Below is a block of data; give all of it again word for word.

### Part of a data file

▼▼▼

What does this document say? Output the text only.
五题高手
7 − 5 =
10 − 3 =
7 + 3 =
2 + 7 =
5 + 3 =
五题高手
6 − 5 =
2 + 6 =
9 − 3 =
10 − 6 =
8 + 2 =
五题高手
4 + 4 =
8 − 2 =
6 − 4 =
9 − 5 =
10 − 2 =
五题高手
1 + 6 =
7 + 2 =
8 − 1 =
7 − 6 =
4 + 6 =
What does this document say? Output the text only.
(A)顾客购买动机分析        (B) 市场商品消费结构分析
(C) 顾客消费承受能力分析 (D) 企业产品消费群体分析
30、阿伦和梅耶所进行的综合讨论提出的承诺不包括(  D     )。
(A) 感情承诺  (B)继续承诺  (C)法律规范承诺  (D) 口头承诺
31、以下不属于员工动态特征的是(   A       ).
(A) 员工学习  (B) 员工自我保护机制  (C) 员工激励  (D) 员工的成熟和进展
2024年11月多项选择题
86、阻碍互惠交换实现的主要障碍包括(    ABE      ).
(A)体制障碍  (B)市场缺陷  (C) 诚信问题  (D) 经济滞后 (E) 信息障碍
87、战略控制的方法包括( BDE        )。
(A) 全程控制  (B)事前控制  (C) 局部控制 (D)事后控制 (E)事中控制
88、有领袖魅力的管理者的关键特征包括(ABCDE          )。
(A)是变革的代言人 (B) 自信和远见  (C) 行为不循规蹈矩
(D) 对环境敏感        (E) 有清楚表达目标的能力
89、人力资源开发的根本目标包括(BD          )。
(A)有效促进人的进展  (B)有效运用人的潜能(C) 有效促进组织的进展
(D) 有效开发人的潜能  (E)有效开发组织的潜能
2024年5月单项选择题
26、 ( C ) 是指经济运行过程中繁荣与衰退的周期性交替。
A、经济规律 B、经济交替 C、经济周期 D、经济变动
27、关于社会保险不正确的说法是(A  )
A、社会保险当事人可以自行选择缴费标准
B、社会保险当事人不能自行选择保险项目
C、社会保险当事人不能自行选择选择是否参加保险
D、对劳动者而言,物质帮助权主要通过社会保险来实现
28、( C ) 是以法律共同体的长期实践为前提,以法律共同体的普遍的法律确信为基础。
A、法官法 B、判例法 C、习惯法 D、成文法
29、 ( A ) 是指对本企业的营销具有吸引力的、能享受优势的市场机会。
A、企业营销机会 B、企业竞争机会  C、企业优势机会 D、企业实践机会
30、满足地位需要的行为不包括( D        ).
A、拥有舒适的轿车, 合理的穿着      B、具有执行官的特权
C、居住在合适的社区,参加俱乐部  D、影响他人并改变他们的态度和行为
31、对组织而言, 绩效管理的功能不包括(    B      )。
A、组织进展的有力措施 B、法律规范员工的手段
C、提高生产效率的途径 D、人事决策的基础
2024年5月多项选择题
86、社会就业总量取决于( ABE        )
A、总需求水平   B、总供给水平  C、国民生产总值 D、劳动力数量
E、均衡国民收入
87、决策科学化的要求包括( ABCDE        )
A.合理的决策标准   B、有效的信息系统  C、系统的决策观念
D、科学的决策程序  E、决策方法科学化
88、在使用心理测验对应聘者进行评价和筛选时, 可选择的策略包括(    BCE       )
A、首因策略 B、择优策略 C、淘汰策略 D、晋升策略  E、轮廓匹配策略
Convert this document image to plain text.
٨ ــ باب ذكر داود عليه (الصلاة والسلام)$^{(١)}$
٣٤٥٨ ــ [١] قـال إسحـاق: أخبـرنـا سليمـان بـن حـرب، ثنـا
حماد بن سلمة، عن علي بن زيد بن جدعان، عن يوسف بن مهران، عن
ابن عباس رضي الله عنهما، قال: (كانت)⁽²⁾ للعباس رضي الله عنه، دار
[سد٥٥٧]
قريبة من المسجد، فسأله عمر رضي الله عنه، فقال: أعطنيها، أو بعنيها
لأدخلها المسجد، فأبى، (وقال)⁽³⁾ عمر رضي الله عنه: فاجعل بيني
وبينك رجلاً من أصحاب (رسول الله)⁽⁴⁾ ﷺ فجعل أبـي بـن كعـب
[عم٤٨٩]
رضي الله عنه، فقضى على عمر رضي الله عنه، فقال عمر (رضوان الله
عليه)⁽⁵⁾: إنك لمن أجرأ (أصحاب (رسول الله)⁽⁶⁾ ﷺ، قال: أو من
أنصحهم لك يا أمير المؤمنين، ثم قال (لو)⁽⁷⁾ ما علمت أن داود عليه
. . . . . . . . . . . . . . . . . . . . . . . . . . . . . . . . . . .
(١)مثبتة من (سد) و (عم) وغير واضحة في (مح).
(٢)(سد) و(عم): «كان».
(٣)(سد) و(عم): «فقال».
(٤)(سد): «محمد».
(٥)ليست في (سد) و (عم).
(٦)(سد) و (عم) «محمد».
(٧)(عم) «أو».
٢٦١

▲▲▲

### EXPECTED OUTPUT
What does this document say? Output the text only.
五题高手
7 − 5 =
10 − 3 =
7 + 3 =
2 + 7 =
5 + 3 =
五题高手
6 − 5 =
2 + 6 =
9 − 3 =
10 − 6 =
8 + 2 =
五题高手
4 + 4 =
8 − 2 =
6 − 4 =
9 − 5 =
10 − 2 =
五题高手
1 + 6 =
7 + 2 =
8 − 1 =
7 − 6 =
4 + 6 =
What does this document say? Output the text only.
(A)顾客购买动机分析        (B) 市场商品消费结构分析
(C) 顾客消费承受能力分析 (D) 企业产品消费群体分析
30、阿伦和梅耶所进行的综合讨论提出的承诺不包括(  D     )。
(A) 感情承诺  (B)继续承诺  (C)法律规范承诺  (D) 口头承诺
31、以下不属于员工动态特征的是(   A       ).
(A) 员工学习  (B) 员工自我保护机制  (C) 员工激励  (D) 员工的成熟和进展
2024年11月多项选择题
86、阻碍互惠交换实现的主要障碍包括(    ABE      ).
(A)体制障碍  (B)市场缺陷  (C) 诚信问题  (D) 经济滞后 (E) 信息障碍
87、战略控制的方法包括( BDE        )。
(A) 全程控制  (B)事前控制  (C) 局部控制 (D)事后控制 (E)事中控制
88、有领袖魅力的管理者的关键特征包括(ABCDE          )。
(A)是变革的代言人 (B) 自信和远见  (C) 行为不循规蹈矩
(D) 对环境敏感        (E) 有清楚表达目标的能力
89、人力资源开发的根本目标包括(BD          )。
(A)有效促进人的进展  (B)有效运用人的潜能(C) 有效促进组织的进展
(D) 有效开发人的潜能  (E)有效开发组织的潜能
2024年5月单项选择题
26、 ( C ) 是指经济运行过程中繁荣与衰退的周期性交替。
A、经济规律 B、经济交替 C、经济周期 D、经济变动
27、关于社会保险不正确的说法是(A  )
A、社会保险当事人可以自行选择缴费标准
B、社会保险当事人不能自行选择保险项目
C、社会保险当事人不能自行选择选择是否参加保险
D、对劳动者而言,物质帮助权主要通过社会保险来实现
28、( C ) 是以法律共同体的长期实践为前提,以法律共同体的普遍的法律确信为基础。
A、法官法 B、判例法 C、习惯法 D、成文法
29、 ( A ) 是指对本企业的营销具有吸引力的、能享受优势的市场机会。
A、企业营销机会 B、企业竞争机会  C、企业优势机会 D、企业实践机会
30、满足地位需要的行为不包括( D        ).
A、拥有舒适的轿车, 合理的穿着      B、具有执行官的特权
C、居住在合适的社区,参加俱乐部  D、影响他人并改变他们的态度和行为
31、对组织而言, 绩效管理的功能不包括(    B      )。
A、组织进展的有力措施 B、法律规范员工的手段
C、提高生产效率的途径 D、人事决策的基础
2024年5月多项选择题
86、社会就业总量取决于( ABE        )
A、总需求水平   B、总供给水平  C、国民生产总值 D、劳动力数量
E、均衡国民收入
87、决策科学化的要求包括( ABCDE        )
A.合理的决策标准   B、有效的信息系统  C、系统的决策观念
D、科学的决策程序  E、决策方法科学化
88、在使用心理测验对应聘者进行评价和筛选时, 可选择的策略包括(    BCE       )
A、首因策略 B、择优策略 C、淘汰策略 D、晋升策略  E、轮廓匹配策略
Convert this document image to plain text.
٨ ــ باب ذكر داود عليه (الصلاة والسلام)$^{(١)}$
٣٤٥٨ ــ [١] قـال إسحـاق: أخبـرنـا سليمـان بـن حـرب، ثنـا
حماد بن سلمة، عن علي بن زيد بن جدعان، عن يوسف بن مهران، عن
ابن عباس رضي الله عنهما، قال: (كانت)⁽²⁾ للعباس رضي الله عنه، دار
[سد٥٥٧]
قريبة من المسجد، فسأله عمر رضي الله عنه، فقال: أعطنيها، أو بعنيها
لأدخلها المسجد، فأبى، (وقال)⁽³⁾ عمر رضي الله عنه: فاجعل بيني
وبينك رجلاً من أصحاب (رسول الله)⁽⁴⁾ ﷺ فجعل أبـي بـن كعـب
[عم٤٨٩]
رضي الله عنه، فقضى على عمر رضي الله عنه، فقال عمر (رضوان الله
عليه)⁽⁵⁾: إنك لمن أجرأ (أصحاب (رسول الله)⁽⁶⁾ ﷺ، قال: أو من
أنصحهم لك يا أمير المؤمنين، ثم قال (لو)⁽⁷⁾ ما علمت أن داود عليه
. . . . . . . . . . . . . . . . . . . . . . . . . . . . . . . . . . .
(١)مثبتة من (سد) و (عم) وغير واضحة في (مح).
(٢)(سد) و(عم): «كان».
(٣)(سد) و(عم): «فقال».
(٤)(سد): «محمد».
(٥)ليست في (سد) و (عم).
(٦)(سد) و (عم) «محمد».
(٧)(عم) «أو».
٢٦١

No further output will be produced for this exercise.